TASK REQUIREMENTS -> Copy out the lines of the material below exactly, going from the line with "site-logo[interactable]: D Listing" to the line with "subcategory-name: Medicine [245,753,297,767]", both included.

(Annotated region listings)
-- START --
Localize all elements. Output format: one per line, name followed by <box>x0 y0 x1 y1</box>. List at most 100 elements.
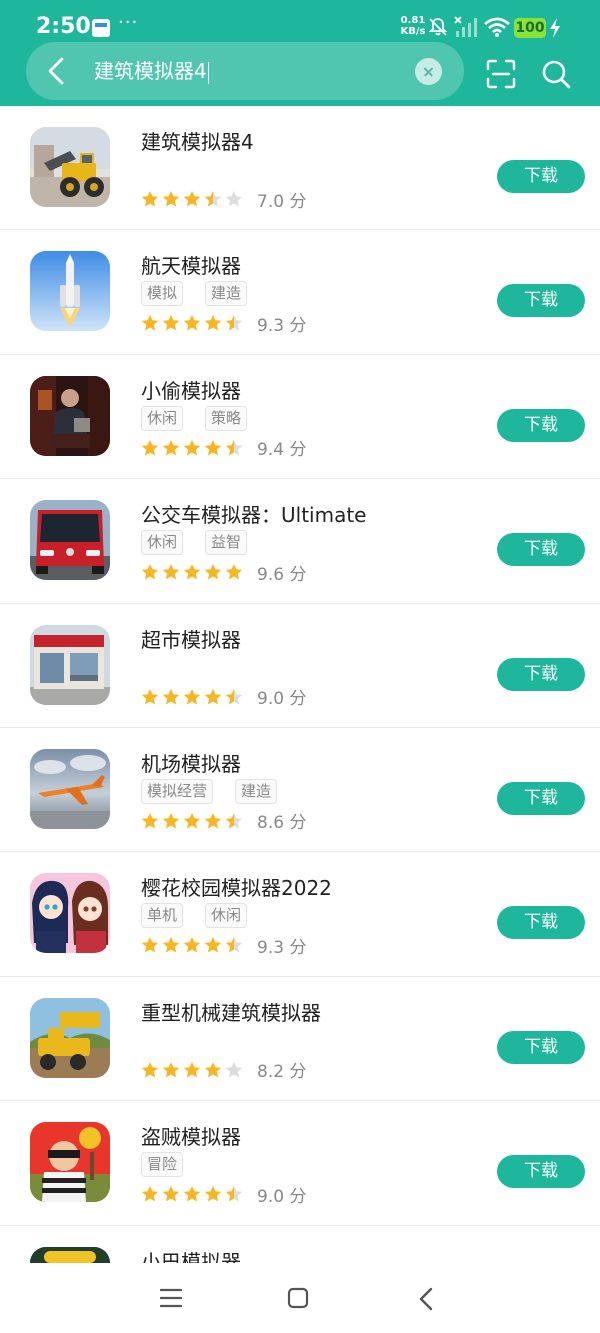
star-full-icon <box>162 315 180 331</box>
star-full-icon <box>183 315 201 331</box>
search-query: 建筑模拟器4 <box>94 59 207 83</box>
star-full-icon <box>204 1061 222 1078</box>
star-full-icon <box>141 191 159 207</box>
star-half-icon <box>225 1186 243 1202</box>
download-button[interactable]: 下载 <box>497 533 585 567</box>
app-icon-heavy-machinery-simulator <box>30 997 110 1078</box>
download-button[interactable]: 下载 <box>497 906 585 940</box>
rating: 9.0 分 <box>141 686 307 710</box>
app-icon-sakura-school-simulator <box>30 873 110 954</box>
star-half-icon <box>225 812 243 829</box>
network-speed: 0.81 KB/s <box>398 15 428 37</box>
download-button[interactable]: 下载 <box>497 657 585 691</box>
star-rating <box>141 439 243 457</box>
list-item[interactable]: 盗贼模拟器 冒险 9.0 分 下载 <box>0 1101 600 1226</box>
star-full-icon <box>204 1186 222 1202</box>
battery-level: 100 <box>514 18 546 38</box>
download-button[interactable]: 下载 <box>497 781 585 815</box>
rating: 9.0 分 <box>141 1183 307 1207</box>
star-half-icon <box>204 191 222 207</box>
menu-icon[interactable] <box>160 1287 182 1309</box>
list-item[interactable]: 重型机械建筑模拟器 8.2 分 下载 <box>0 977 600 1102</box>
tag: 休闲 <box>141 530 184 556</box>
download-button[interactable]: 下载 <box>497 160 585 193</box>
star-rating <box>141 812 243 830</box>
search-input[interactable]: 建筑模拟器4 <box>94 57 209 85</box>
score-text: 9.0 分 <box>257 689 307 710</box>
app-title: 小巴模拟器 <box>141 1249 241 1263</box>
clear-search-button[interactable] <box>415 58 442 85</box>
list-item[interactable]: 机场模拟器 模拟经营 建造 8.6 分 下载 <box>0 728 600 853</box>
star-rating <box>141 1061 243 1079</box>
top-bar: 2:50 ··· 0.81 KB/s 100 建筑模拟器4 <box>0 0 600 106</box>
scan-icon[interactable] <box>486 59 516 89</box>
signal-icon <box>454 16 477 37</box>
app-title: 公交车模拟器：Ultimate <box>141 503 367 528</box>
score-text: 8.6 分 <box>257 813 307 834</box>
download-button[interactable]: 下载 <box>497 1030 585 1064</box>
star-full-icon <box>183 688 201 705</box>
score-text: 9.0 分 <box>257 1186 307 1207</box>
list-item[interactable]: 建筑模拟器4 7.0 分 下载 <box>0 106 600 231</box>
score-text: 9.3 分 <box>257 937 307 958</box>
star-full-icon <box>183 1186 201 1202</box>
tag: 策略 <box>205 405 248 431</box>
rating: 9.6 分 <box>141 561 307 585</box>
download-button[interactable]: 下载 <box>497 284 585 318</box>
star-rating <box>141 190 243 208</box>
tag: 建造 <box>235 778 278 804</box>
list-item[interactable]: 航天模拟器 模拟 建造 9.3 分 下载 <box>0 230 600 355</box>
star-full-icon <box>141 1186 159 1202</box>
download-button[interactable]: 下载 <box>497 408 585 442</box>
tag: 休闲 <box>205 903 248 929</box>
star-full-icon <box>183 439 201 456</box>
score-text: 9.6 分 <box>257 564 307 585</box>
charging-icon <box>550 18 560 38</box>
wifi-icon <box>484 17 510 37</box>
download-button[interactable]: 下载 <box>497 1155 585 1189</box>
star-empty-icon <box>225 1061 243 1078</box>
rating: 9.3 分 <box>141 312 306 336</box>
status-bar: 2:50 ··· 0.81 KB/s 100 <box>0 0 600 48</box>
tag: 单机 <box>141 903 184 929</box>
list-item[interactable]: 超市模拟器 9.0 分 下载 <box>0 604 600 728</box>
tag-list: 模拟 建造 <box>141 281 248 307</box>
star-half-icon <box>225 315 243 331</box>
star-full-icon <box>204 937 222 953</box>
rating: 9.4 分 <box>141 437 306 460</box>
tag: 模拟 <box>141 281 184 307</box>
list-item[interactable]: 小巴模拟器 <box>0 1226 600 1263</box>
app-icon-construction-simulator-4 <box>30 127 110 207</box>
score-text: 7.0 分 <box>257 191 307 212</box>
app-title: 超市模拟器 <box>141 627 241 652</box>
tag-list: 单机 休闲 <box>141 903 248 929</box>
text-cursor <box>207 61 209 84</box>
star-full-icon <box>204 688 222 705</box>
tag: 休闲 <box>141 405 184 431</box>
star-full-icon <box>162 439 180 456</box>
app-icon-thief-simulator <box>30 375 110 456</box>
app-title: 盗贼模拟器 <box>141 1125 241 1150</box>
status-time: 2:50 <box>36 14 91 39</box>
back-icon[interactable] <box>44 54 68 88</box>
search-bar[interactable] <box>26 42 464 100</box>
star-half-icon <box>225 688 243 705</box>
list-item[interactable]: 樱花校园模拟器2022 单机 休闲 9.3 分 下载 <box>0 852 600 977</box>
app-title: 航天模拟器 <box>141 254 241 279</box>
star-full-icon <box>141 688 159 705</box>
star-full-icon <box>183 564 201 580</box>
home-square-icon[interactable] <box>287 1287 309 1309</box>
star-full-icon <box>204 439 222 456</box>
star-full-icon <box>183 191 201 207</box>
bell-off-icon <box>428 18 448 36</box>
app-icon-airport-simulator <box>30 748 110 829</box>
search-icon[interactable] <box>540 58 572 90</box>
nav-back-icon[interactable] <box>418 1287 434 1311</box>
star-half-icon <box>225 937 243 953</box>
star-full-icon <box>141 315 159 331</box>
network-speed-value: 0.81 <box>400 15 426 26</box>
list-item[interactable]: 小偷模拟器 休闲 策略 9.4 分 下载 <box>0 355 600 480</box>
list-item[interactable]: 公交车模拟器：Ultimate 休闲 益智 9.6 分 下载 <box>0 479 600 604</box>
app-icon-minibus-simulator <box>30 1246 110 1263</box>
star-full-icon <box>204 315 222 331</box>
-- END --
-- START --
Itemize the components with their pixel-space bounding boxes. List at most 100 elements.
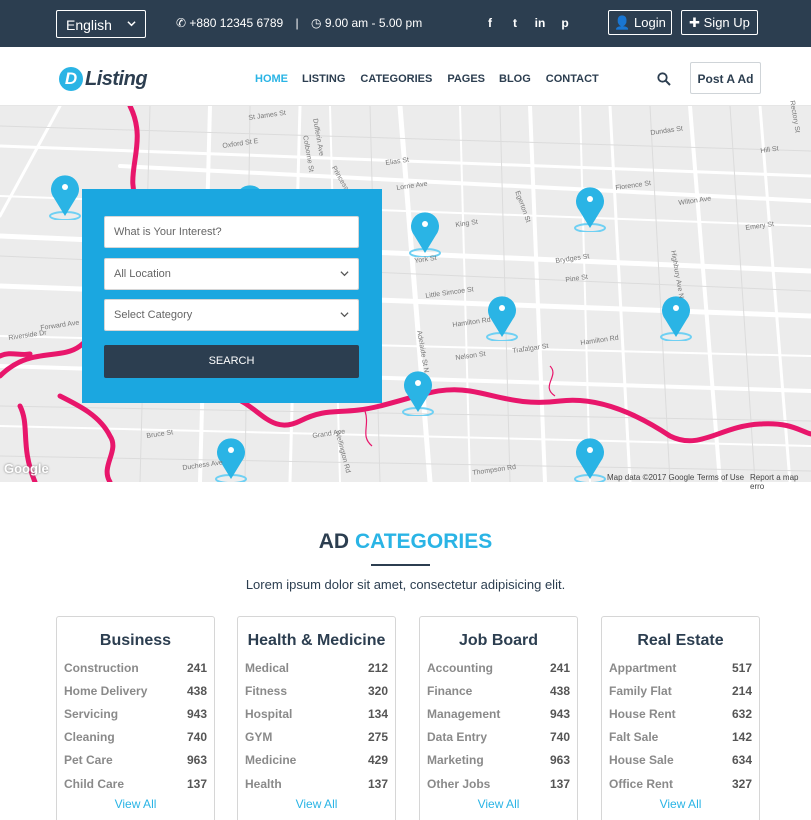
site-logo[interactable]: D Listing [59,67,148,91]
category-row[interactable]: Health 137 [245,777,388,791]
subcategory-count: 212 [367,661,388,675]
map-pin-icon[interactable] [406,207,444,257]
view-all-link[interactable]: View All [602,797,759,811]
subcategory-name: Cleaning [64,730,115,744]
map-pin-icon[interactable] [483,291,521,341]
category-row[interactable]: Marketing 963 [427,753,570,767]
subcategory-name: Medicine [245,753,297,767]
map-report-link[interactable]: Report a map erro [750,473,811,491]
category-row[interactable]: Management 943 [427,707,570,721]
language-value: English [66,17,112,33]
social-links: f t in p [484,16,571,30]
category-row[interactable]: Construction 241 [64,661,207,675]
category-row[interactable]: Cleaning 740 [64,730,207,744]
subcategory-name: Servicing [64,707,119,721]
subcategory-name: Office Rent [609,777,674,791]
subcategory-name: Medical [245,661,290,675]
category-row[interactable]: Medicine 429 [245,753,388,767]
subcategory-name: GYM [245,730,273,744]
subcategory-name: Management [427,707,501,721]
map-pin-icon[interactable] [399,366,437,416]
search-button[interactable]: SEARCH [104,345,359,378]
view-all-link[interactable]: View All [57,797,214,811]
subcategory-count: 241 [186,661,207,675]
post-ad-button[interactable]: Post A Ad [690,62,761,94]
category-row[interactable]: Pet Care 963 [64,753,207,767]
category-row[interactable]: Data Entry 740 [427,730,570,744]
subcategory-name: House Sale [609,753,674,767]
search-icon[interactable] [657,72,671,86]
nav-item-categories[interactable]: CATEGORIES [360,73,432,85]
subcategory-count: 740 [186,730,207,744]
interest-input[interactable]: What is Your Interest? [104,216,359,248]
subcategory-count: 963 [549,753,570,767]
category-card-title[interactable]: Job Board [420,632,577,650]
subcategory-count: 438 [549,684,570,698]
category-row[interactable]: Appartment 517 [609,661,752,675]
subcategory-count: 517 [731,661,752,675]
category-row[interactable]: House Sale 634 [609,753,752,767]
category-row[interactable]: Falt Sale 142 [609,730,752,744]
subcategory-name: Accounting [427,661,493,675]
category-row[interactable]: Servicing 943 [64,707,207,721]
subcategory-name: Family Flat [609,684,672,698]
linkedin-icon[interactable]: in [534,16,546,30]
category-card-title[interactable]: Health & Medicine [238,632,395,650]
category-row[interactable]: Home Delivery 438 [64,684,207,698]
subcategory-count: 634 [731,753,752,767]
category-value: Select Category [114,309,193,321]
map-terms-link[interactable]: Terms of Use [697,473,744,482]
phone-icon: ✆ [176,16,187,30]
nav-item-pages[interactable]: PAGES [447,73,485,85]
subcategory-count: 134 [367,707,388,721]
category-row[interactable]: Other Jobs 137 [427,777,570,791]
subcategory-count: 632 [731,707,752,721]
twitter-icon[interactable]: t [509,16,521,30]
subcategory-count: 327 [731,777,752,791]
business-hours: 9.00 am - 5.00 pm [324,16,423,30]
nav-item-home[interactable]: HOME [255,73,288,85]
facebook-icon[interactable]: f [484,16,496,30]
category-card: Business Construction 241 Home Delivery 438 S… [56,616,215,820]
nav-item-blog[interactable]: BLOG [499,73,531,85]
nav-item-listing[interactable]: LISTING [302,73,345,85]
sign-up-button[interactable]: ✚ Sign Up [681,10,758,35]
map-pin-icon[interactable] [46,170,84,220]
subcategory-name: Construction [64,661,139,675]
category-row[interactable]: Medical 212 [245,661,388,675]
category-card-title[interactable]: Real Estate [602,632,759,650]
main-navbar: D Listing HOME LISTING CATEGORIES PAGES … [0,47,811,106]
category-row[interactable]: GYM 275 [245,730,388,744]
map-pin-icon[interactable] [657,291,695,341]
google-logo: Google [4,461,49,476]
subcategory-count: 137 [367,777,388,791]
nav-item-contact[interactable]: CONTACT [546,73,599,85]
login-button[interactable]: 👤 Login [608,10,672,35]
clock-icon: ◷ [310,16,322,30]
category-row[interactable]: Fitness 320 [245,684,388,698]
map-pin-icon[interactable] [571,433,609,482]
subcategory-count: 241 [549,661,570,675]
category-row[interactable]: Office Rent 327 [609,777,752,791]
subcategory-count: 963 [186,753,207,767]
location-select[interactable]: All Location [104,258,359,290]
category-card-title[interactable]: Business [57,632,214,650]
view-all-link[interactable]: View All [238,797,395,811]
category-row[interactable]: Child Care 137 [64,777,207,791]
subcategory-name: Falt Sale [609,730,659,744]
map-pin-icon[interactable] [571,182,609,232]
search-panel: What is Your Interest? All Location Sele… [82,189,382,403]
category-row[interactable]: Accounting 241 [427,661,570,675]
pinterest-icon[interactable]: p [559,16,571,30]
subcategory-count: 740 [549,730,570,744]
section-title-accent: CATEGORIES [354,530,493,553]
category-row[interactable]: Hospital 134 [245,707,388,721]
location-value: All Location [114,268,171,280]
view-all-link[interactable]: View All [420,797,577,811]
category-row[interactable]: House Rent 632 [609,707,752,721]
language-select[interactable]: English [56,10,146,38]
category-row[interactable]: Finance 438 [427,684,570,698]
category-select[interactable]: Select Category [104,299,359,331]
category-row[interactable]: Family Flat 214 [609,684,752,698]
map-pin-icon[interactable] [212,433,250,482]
-- END --
EXERCISE RESULT ->
site-logo[interactable]: D Listing [59,67,148,91]
category-row[interactable]: Health 137 [245,777,388,791]
subcategory-count: 212 [367,661,388,675]
map-pin-icon[interactable] [406,207,444,257]
view-all-link[interactable]: View All [602,797,759,811]
subcategory-name: Cleaning [64,730,115,744]
map-pin-icon[interactable] [483,291,521,341]
category-row[interactable]: Marketing 963 [427,753,570,767]
subcategory-name: Medicine [245,753,297,767]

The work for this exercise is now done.